(Data extracted from a collection)
..........

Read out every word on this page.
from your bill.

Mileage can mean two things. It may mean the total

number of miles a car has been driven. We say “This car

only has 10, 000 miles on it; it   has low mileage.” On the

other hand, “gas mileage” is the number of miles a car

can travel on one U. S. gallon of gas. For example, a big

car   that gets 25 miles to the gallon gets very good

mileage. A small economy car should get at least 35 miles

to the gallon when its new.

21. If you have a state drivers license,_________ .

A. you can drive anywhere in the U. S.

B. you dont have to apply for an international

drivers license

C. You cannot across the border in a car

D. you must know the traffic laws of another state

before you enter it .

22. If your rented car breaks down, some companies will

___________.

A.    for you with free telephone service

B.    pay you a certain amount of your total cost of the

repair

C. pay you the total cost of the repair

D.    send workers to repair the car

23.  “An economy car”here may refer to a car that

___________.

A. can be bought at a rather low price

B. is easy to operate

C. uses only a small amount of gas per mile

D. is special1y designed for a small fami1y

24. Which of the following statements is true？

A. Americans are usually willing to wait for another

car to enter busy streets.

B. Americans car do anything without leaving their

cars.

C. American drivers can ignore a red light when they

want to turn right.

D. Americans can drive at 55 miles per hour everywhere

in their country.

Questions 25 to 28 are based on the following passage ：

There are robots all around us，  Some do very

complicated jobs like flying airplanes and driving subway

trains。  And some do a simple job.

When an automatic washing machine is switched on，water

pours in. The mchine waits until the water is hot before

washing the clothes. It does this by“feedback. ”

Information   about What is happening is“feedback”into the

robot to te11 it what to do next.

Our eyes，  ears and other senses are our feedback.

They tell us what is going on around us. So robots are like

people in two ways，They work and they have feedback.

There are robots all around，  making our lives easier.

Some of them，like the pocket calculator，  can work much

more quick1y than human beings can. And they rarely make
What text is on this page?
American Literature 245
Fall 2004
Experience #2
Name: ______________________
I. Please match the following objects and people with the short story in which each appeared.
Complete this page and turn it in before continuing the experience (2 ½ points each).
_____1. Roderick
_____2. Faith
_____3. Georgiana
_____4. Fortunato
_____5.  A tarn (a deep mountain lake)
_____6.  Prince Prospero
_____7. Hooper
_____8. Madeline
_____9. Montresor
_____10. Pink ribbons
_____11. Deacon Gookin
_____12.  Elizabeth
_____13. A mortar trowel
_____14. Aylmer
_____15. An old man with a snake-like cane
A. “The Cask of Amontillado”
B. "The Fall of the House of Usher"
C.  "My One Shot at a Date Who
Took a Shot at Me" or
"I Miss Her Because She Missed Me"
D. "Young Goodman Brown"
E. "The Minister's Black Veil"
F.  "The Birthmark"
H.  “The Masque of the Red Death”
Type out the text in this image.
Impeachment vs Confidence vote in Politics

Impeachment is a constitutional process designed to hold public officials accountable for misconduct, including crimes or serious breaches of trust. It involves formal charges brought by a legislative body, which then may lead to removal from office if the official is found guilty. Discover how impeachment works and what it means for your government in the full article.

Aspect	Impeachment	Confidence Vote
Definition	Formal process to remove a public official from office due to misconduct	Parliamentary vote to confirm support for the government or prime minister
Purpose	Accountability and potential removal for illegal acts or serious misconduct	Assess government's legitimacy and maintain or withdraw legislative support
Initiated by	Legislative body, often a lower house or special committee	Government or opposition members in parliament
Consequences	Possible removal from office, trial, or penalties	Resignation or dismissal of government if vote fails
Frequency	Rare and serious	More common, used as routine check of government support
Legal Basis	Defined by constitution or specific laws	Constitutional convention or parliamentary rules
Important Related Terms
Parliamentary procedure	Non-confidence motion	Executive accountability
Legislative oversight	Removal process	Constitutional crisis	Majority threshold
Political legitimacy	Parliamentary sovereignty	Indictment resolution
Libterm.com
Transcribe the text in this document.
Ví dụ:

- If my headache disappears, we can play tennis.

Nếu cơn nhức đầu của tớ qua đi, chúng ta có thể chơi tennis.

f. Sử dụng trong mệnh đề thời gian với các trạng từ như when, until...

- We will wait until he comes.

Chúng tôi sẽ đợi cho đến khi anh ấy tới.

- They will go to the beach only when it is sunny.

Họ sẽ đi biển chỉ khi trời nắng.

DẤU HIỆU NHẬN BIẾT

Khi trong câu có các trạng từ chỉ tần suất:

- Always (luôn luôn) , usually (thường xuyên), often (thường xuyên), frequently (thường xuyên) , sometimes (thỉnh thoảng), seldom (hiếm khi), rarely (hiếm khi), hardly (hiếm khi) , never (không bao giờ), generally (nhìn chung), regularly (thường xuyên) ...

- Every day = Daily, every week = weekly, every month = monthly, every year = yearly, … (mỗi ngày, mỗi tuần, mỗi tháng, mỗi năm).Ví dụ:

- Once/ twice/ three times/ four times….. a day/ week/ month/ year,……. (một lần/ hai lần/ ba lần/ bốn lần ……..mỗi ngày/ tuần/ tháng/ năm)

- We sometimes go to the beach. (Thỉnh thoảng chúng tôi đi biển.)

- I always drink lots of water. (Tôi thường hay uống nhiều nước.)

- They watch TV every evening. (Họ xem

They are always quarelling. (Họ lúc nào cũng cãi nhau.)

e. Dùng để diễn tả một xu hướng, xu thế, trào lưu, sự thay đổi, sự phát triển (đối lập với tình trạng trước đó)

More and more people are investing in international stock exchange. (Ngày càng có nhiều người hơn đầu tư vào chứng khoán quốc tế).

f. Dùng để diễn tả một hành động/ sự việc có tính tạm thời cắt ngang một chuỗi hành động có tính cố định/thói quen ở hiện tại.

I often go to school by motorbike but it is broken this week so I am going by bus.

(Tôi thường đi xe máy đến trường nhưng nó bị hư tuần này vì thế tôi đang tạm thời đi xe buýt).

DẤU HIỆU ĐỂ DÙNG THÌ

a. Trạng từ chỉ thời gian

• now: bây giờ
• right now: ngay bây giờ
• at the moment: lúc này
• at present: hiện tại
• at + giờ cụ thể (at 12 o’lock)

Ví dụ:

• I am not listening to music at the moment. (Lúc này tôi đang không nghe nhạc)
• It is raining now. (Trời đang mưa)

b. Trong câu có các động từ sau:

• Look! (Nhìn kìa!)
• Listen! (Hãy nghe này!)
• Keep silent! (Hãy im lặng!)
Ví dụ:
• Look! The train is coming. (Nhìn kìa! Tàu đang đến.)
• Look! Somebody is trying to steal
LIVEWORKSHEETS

..........

• WHAT IS ASKED:
Reproduce the data shown above exactly.

• OUTPUT FOR THIS EXERCISE:
Read out every word on this page.
from your bill.

Mileage can mean two things. It may mean the total

number of miles a car has been driven. We say “This car

only has 10, 000 miles on it; it   has low mileage.” On the

other hand, “gas mileage” is the number of miles a car

can travel on one U. S. gallon of gas. For example, a big

car   that gets 25 miles to the gallon gets very good

mileage. A small economy car should get at least 35 miles

to the gallon when its new.

21. If you have a state drivers license,_________ .

A. you can drive anywhere in the U. S.

B. you dont have to apply for an international

drivers license

C. You cannot across the border in a car

D. you must know the traffic laws of another state

before you enter it .

22. If your rented car breaks down, some companies will

___________.

A.    for you with free telephone service

B.    pay you a certain amount of your total cost of the

repair

C. pay you the total cost of the repair

D.    send workers to repair the car

23.  “An economy car”here may refer to a car that

___________.

A. can be bought at a rather low price

B. is easy to operate

C. uses only a small amount of gas per mile

D. is special1y designed for a small fami1y

24. Which of the following statements is true？

A. Americans are usually willing to wait for another

car to enter busy streets.

B. Americans car do anything without leaving their

cars.

C. American drivers can ignore a red light when they

want to turn right.

D. Americans can drive at 55 miles per hour everywhere

in their country.

Questions 25 to 28 are based on the following passage ：

There are robots all around us，  Some do very

complicated jobs like flying airplanes and driving subway

trains。  And some do a simple job.

When an automatic washing machine is switched on，water

pours in. The mchine waits until the water is hot before

washing the clothes. It does this by“feedback. ”

Information   about What is happening is“feedback”into the

robot to te11 it what to do next.

Our eyes，  ears and other senses are our feedback.

They tell us what is going on around us. So robots are like

people in two ways，They work and they have feedback.

There are robots all around，  making our lives easier.

Some of them，like the pocket calculator，  can work much

more quick1y than human beings can. And they rarely make
What text is on this page?
American Literature 245
Fall 2004
Experience #2
Name: ______________________
I. Please match the following objects and people with the short story in which each appeared.
Complete this page and turn it in before continuing the experience (2 ½ points each).
_____1. Roderick
_____2. Faith
_____3. Georgiana
_____4. Fortunato
_____5.  A tarn (a deep mountain lake)
_____6.  Prince Prospero
_____7. Hooper
_____8. Madeline
_____9. Montresor
_____10. Pink ribbons
_____11. Deacon Gookin
_____12.  Elizabeth
_____13. A mortar trowel
_____14. Aylmer
_____15. An old man with a snake-like cane
A. “The Cask of Amontillado”
B. "The Fall of the House of Usher"
C.  "My One Shot at a Date Who
Took a Shot at Me" or
"I Miss Her Because She Missed Me"
D. "Young Goodman Brown"
E. "The Minister's Black Veil"
F.  "The Birthmark"
H.  “The Masque of the Red Death”
Type out the text in this image.
Impeachment vs Confidence vote in Politics

Impeachment is a constitutional process designed to hold public officials accountable for misconduct, including crimes or serious breaches of trust. It involves formal charges brought by a legislative body, which then may lead to removal from office if the official is found guilty. Discover how impeachment works and what it means for your government in the full article.

Aspect	Impeachment	Confidence Vote
Definition	Formal process to remove a public official from office due to misconduct	Parliamentary vote to confirm support for the government or prime minister
Purpose	Accountability and potential removal for illegal acts or serious misconduct	Assess government's legitimacy and maintain or withdraw legislative support
Initiated by	Legislative body, often a lower house or special committee	Government or opposition members in parliament
Consequences	Possible removal from office, trial, or penalties	Resignation or dismissal of government if vote fails
Frequency	Rare and serious	More common, used as routine check of government support
Legal Basis	Defined by constitution or specific laws	Constitutional convention or parliamentary rules
Important Related Terms
Parliamentary procedure	Non-confidence motion	Executive accountability
Legislative oversight	Removal process	Constitutional crisis	Majority threshold
Political legitimacy	Parliamentary sovereignty	Indictment resolution
Libterm.com
Transcribe the text in this document.
Ví dụ:

- If my headache disappears, we can play tennis.

Nếu cơn nhức đầu của tớ qua đi, chúng ta có thể chơi tennis.

f. Sử dụng trong mệnh đề thời gian với các trạng từ như when, until...

- We will wait until he comes.

Chúng tôi sẽ đợi cho đến khi anh ấy tới.

- They will go to the beach only when it is sunny.

Họ sẽ đi biển chỉ khi trời nắng.

DẤU HIỆU NHẬN BIẾT

Khi trong câu có các trạng từ chỉ tần suất:

- Always (luôn luôn) , usually (thường xuyên), often (thường xuyên), frequently (thường xuyên) , sometimes (thỉnh thoảng), seldom (hiếm khi), rarely (hiếm khi), hardly (hiếm khi) , never (không bao giờ), generally (nhìn chung), regularly (thường xuyên) ...

- Every day = Daily, every week = weekly, every month = monthly, every year = yearly, … (mỗi ngày, mỗi tuần, mỗi tháng, mỗi năm).Ví dụ:

- Once/ twice/ three times/ four times….. a day/ week/ month/ year,……. (một lần/ hai lần/ ba lần/ bốn lần ……..mỗi ngày/ tuần/ tháng/ năm)

- We sometimes go to the beach. (Thỉnh thoảng chúng tôi đi biển.)

- I always drink lots of water. (Tôi thường hay uống nhiều nước.)

- They watch TV every evening. (Họ xem

They are always quarelling. (Họ lúc nào cũng cãi nhau.)

e. Dùng để diễn tả một xu hướng, xu thế, trào lưu, sự thay đổi, sự phát triển (đối lập với tình trạng trước đó)

More and more people are investing in international stock exchange. (Ngày càng có nhiều người hơn đầu tư vào chứng khoán quốc tế).

f. Dùng để diễn tả một hành động/ sự việc có tính tạm thời cắt ngang một chuỗi hành động có tính cố định/thói quen ở hiện tại.

I often go to school by motorbike but it is broken this week so I am going by bus.

(Tôi thường đi xe máy đến trường nhưng nó bị hư tuần này vì thế tôi đang tạm thời đi xe buýt).

DẤU HIỆU ĐỂ DÙNG THÌ

a. Trạng từ chỉ thời gian

• now: bây giờ
• right now: ngay bây giờ
• at the moment: lúc này
• at present: hiện tại
• at + giờ cụ thể (at 12 o’lock)

Ví dụ:

• I am not listening to music at the moment. (Lúc này tôi đang không nghe nhạc)
• It is raining now. (Trời đang mưa)

b. Trong câu có các động từ sau:

• Look! (Nhìn kìa!)
• Listen! (Hãy nghe này!)
• Keep silent! (Hãy im lặng!)
Ví dụ:
• Look! The train is coming. (Nhìn kìa! Tàu đang đến.)
• Look! Somebody is trying to steal
LIVEWORKSHEETS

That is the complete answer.